== What this task involves ==
Repeat every line of the listing below without any change, but omit the pictures from your reply.

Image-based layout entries
::::::::

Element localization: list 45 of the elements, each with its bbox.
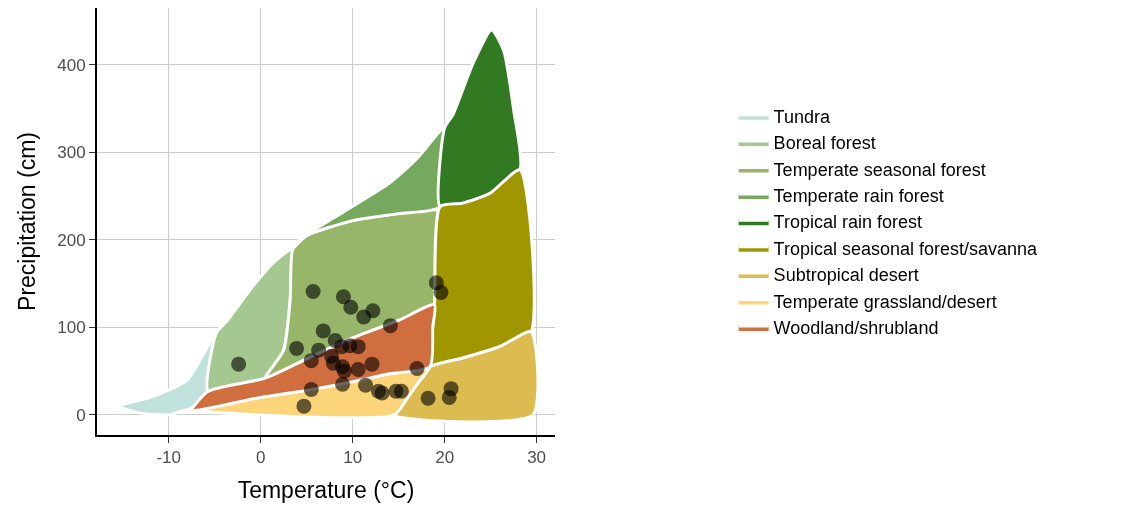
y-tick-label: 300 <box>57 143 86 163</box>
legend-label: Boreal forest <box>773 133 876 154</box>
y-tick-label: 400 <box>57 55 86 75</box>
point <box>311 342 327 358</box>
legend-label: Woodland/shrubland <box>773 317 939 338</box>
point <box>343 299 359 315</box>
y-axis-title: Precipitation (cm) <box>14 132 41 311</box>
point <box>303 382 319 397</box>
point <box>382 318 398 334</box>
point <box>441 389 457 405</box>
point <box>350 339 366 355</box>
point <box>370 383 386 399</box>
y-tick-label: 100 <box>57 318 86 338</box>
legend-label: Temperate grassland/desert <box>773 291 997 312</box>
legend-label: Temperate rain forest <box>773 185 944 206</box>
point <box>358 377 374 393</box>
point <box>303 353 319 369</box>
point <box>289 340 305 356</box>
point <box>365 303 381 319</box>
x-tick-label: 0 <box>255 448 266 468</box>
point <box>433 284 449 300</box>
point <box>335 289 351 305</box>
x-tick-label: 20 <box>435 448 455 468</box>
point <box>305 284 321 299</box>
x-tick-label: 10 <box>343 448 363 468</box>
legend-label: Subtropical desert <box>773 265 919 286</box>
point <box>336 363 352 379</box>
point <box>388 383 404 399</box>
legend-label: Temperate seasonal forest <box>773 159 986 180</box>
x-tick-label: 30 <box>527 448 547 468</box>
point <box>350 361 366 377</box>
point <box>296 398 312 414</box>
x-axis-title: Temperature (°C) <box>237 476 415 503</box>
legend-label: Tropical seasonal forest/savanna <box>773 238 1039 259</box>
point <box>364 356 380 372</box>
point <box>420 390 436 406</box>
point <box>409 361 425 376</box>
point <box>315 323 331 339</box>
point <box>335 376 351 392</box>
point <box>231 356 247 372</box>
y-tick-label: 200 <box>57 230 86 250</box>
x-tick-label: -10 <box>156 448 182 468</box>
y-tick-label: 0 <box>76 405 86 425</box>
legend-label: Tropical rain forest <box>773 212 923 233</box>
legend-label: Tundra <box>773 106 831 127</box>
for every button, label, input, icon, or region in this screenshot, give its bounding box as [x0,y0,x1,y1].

::::::::

== Finished task ==
Element localization: list 45 of the elements, each with its bbox.
y-tick-label: 300 <box>57 143 86 163</box>
legend-label: Boreal forest <box>773 133 876 154</box>
y-tick-label: 400 <box>57 55 86 75</box>
point <box>311 342 327 358</box>
legend-label: Woodland/shrubland <box>773 317 939 338</box>
point <box>343 299 359 315</box>
y-axis-title: Precipitation (cm) <box>14 132 41 311</box>
point <box>303 382 319 397</box>
point <box>382 318 398 334</box>
point <box>441 389 457 405</box>
point <box>350 339 366 355</box>
point <box>370 383 386 399</box>
y-tick-label: 100 <box>57 318 86 338</box>
legend-label: Temperate grassland/desert <box>773 291 997 312</box>
legend-label: Temperate rain forest <box>773 185 944 206</box>
point <box>358 377 374 393</box>
point <box>303 353 319 369</box>
point <box>289 340 305 356</box>
point <box>365 303 381 319</box>
x-tick-label: 0 <box>255 448 266 468</box>
point <box>433 284 449 300</box>
point <box>335 289 351 305</box>
x-tick-label: 20 <box>435 448 455 468</box>
point <box>305 284 321 299</box>
x-tick-label: 10 <box>343 448 363 468</box>
legend-label: Subtropical desert <box>773 265 919 286</box>
point <box>336 363 352 379</box>
point <box>388 383 404 399</box>
legend-label: Temperate seasonal forest <box>773 159 986 180</box>
x-tick-label: 30 <box>527 448 547 468</box>
point <box>350 361 366 377</box>
point <box>296 398 312 414</box>
x-axis-title: Temperature (°C) <box>237 476 415 503</box>
legend-label: Tropical seasonal forest/savanna <box>773 238 1039 259</box>
point <box>364 356 380 372</box>
point <box>420 390 436 406</box>
point <box>409 361 425 376</box>
point <box>315 323 331 339</box>
point <box>335 376 351 392</box>
point <box>231 356 247 372</box>
y-tick-label: 200 <box>57 230 86 250</box>
x-tick-label: -10 <box>156 448 182 468</box>
y-tick-label: 0 <box>76 405 86 425</box>
legend-label: Tropical rain forest <box>773 212 923 233</box>
legend-label: Tundra <box>773 106 831 127</box>
for every button, label, input, icon, or region in this screenshot, give its bounding box as [x0,y0,x1,y1].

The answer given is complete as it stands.